WHAT IS EXPECTED
Can you print every record below exactly as written?

Stored records
## Begin
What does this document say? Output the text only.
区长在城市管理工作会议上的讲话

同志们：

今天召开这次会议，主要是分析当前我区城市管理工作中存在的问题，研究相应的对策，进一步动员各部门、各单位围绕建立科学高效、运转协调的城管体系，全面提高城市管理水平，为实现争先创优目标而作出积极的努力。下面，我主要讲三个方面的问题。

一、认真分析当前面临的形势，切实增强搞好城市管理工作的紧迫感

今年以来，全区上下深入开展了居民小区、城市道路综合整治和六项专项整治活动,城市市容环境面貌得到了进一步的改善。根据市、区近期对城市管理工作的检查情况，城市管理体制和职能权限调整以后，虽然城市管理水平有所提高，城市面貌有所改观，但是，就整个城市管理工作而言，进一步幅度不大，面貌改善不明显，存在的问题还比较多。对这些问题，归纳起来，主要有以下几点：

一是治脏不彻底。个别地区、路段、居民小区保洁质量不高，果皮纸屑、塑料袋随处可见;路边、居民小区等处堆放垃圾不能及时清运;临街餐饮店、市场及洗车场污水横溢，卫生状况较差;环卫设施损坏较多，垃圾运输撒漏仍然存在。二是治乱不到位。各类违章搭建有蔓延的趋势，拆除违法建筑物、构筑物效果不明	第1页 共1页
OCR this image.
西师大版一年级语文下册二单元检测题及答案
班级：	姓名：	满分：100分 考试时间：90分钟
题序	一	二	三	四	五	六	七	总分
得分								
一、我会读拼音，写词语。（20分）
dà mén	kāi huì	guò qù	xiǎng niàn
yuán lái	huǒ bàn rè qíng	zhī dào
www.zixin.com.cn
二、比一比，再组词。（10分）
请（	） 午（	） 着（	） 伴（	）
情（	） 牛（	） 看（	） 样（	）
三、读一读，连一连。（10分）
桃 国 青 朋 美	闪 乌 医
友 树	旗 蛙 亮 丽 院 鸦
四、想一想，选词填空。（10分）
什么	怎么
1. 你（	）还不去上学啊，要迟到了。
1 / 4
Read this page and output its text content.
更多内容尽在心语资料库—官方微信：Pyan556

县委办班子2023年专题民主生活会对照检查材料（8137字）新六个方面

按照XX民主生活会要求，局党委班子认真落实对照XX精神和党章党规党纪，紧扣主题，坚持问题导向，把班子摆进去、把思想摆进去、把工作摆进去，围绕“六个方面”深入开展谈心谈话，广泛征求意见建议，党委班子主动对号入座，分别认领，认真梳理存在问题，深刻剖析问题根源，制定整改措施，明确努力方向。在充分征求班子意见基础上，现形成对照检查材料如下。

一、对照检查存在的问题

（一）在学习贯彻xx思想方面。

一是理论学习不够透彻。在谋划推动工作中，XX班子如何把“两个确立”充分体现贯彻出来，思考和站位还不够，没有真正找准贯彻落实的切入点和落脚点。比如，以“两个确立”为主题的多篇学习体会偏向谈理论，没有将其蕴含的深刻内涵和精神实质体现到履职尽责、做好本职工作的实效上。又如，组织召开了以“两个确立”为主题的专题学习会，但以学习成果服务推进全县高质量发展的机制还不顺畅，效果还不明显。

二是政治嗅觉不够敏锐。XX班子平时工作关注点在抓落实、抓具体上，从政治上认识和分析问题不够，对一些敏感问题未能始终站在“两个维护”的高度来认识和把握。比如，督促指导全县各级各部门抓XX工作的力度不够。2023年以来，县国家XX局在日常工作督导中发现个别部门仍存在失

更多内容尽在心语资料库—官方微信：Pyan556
## End
TASK ANSWER
What does this document say? Output the text only.
区长在城市管理工作会议上的讲话

同志们：

今天召开这次会议，主要是分析当前我区城市管理工作中存在的问题，研究相应的对策，进一步动员各部门、各单位围绕建立科学高效、运转协调的城管体系，全面提高城市管理水平，为实现争先创优目标而作出积极的努力。下面，我主要讲三个方面的问题。

一、认真分析当前面临的形势，切实增强搞好城市管理工作的紧迫感

今年以来，全区上下深入开展了居民小区、城市道路综合整治和六项专项整治活动,城市市容环境面貌得到了进一步的改善。根据市、区近期对城市管理工作的检查情况，城市管理体制和职能权限调整以后，虽然城市管理水平有所提高，城市面貌有所改观，但是，就整个城市管理工作而言，进一步幅度不大，面貌改善不明显，存在的问题还比较多。对这些问题，归纳起来，主要有以下几点：

一是治脏不彻底。个别地区、路段、居民小区保洁质量不高，果皮纸屑、塑料袋随处可见;路边、居民小区等处堆放垃圾不能及时清运;临街餐饮店、市场及洗车场污水横溢，卫生状况较差;环卫设施损坏较多，垃圾运输撒漏仍然存在。二是治乱不到位。各类违章搭建有蔓延的趋势，拆除违法建筑物、构筑物效果不明	第1页 共1页
OCR this image.
西师大版一年级语文下册二单元检测题及答案
班级：	姓名：	满分：100分 考试时间：90分钟
题序	一	二	三	四	五	六	七	总分
得分								
一、我会读拼音，写词语。（20分）
dà mén	kāi huì	guò qù	xiǎng niàn
yuán lái	huǒ bàn rè qíng	zhī dào
www.zixin.com.cn
二、比一比，再组词。（10分）
请（	） 午（	） 着（	） 伴（	）
情（	） 牛（	） 看（	） 样（	）
三、读一读，连一连。（10分）
桃 国 青 朋 美	闪 乌 医
友 树	旗 蛙 亮 丽 院 鸦
四、想一想，选词填空。（10分）
什么	怎么
1. 你（	）还不去上学啊，要迟到了。
1 / 4
Read this page and output its text content.
更多内容尽在心语资料库—官方微信：Pyan556

县委办班子2023年专题民主生活会对照检查材料（8137字）新六个方面

按照XX民主生活会要求，局党委班子认真落实对照XX精神和党章党规党纪，紧扣主题，坚持问题导向，把班子摆进去、把思想摆进去、把工作摆进去，围绕“六个方面”深入开展谈心谈话，广泛征求意见建议，党委班子主动对号入座，分别认领，认真梳理存在问题，深刻剖析问题根源，制定整改措施，明确努力方向。在充分征求班子意见基础上，现形成对照检查材料如下。

一、对照检查存在的问题

（一）在学习贯彻xx思想方面。

一是理论学习不够透彻。在谋划推动工作中，XX班子如何把“两个确立”充分体现贯彻出来，思考和站位还不够，没有真正找准贯彻落实的切入点和落脚点。比如，以“两个确立”为主题的多篇学习体会偏向谈理论，没有将其蕴含的深刻内涵和精神实质体现到履职尽责、做好本职工作的实效上。又如，组织召开了以“两个确立”为主题的专题学习会，但以学习成果服务推进全县高质量发展的机制还不顺畅，效果还不明显。

二是政治嗅觉不够敏锐。XX班子平时工作关注点在抓落实、抓具体上，从政治上认识和分析问题不够，对一些敏感问题未能始终站在“两个维护”的高度来认识和把握。比如，督促指导全县各级各部门抓XX工作的力度不够。2023年以来，县国家XX局在日常工作督导中发现个别部门仍存在失

更多内容尽在心语资料库—官方微信：Pyan556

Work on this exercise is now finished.